═════ Records to process ═════
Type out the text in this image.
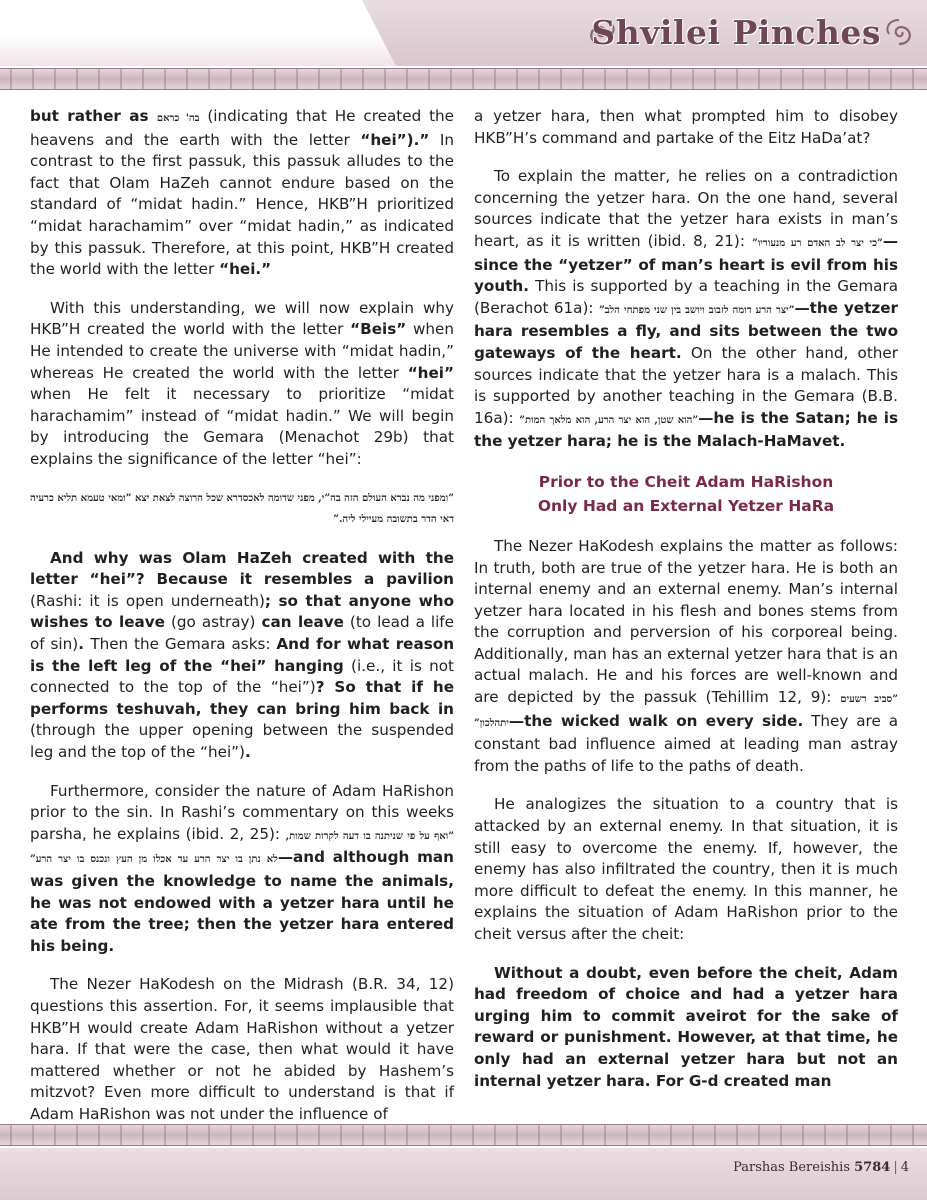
Shvilei Pinches

but rather as בה' כראם (indicating that He created the heavens and the earth with the letter “hei”).” In contrast to the first passuk, this passuk alludes to the fact that Olam HaZeh cannot endure based on the standard of “midat hadin.” Hence, HKB”H prioritized “midat harachamim” over “midat hadin,” as indicated by this passuk. Therefore, at this point, HKB”H created the world with the letter “hei.”

With this understanding, we will now explain why HKB”H created the world with the letter “Beis” when He intended to create the universe with “midat hadin,” whereas He created the world with the letter “hei” when He felt it necessary to prioritize “midat harachamim” instead of “midat hadin.” We will begin by introducing the Gemara (Menachot 29b) that explains the significance of the letter “hei”:

”ומפני מה נברא העולם הזה בה”י, מפני שדומה לאכסדרא שכל הרוצה לצאת יצא ”ומאי טעמא תליא כרעיה דאי הדר בתשובה מעיילי ליה.”

And why was Olam HaZeh created with the letter “hei”? Because it resembles a pavilion (Rashi: it is open underneath); so that anyone who wishes to leave (go astray) can leave (to lead a life of sin). Then the Gemara asks: And for what reason is the left leg of the “hei” hanging (i.e., it is not connected to the top of the “hei”)? So that if he performs teshuvah, they can bring him back in (through the upper opening between the suspended leg and the top of the “hei”).

Furthermore, consider the nature of Adam HaRishon prior to the sin. In Rashi’s commentary on this weeks parsha, he explains (ibid. 2, 25): ”ואף על פי שניתנה בו דעה לקרות שמות, לא נתן בו יצר הרע עד אכלו מן העץ ונכנס בו יצר הרע”—and although man was given the knowledge to name the animals, he was not endowed with a yetzer hara until he ate from the tree; then the yetzer hara entered his being.

The Nezer HaKodesh on the Midrash (B.R. 34, 12) questions this assertion. For, it seems implausible that HKB”H would create Adam HaRishon without a yetzer hara. If that were the case, then what would it have mattered whether or not he abided by Hashem’s mitzvot? Even more difficult to understand is that if Adam HaRishon was not under the influence of

a yetzer hara, then what prompted him to disobey HKB”H’s command and partake of the Eitz HaDa’at?

To explain the matter, he relies on a contradiction concerning the yetzer hara. On the one hand, several sources indicate that the yetzer hara exists in man’s heart, as it is written (ibid. 8, 21): ”כי יצר לב האדם רע מנעוריו”—since the “yetzer” of man’s heart is evil from his youth. This is supported by a teaching in the Gemara (Berachot 61a): ”יצר הרע דומה לזבוב ויושב בין שני מפתחי הלב”—the yetzer hara resembles a fly, and sits between the two gateways of the heart. On the other hand, other sources indicate that the yetzer hara is a malach. This is supported by another teaching in the Gemara (B.B. 16a): ”הוא שטן, הוא יצר הרע, הוא מלאך המות”—he is the Satan; he is the yetzer hara; he is the Malach-HaMavet.

Prior to the Cheit Adam HaRishon
Only Had an External Yetzer HaRa

The Nezer HaKodesh explains the matter as follows: In truth, both are true of the yetzer hara. He is both an internal enemy and an external enemy. Man’s internal yetzer hara located in his flesh and bones stems from the corruption and perversion of his corporeal being. Additionally, man has an external yetzer hara that is an actual malach. He and his forces are well-known and are depicted by the passuk (Tehillim 12, 9): ”סביב רשעים יתהלכון”—the wicked walk on every side. They are a constant bad influence aimed at leading man astray from the paths of life to the paths of death.

He analogizes the situation to a country that is attacked by an external enemy. In that situation, it is still easy to overcome the enemy. If, however, the enemy has also infiltrated the country, then it is much more difficult to defeat the enemy. In this manner, he explains the situation of Adam HaRishon prior to the cheit versus after the cheit:

Without a doubt, even before the cheit, Adam had freedom of choice and had a yetzer hara urging him to commit aveirot for the sake of reward or punishment. However, at that time, he only had an external yetzer hara but not an internal yetzer hara. For G-d created man

Parshas Bereishis 5784 | 4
═════
**Task to carry out**
Which lines hold the word "what"? Copy each of them from the records.

**Solved exercise**
And why was Olam HaZeh created with the letter “hei”? Because it resembles a pavilion (Rashi: it is open underneath); so that anyone who wishes to leave (go astray) can leave (to lead a life of sin). Then the Gemara asks: And for what reason is the left leg of the “hei” hanging (i.e., it is not connected to the top of the “hei”)? So that if he performs teshuvah, they can bring him back in (through the upper opening between the suspended leg and the top of the “hei”).
The Nezer HaKodesh on the Midrash (B.R. 34, 12) questions this assertion. For, it seems implausible that HKB”H would create Adam HaRishon without a yetzer hara. If that were the case, then what would it have mattered whether or not he abided by Hashem’s mitzvot? Even more difficult to understand is that if Adam HaRishon was not under the influence of
a yetzer hara, then what prompted him to disobey HKB”H’s command and partake of the Eitz HaDa’at?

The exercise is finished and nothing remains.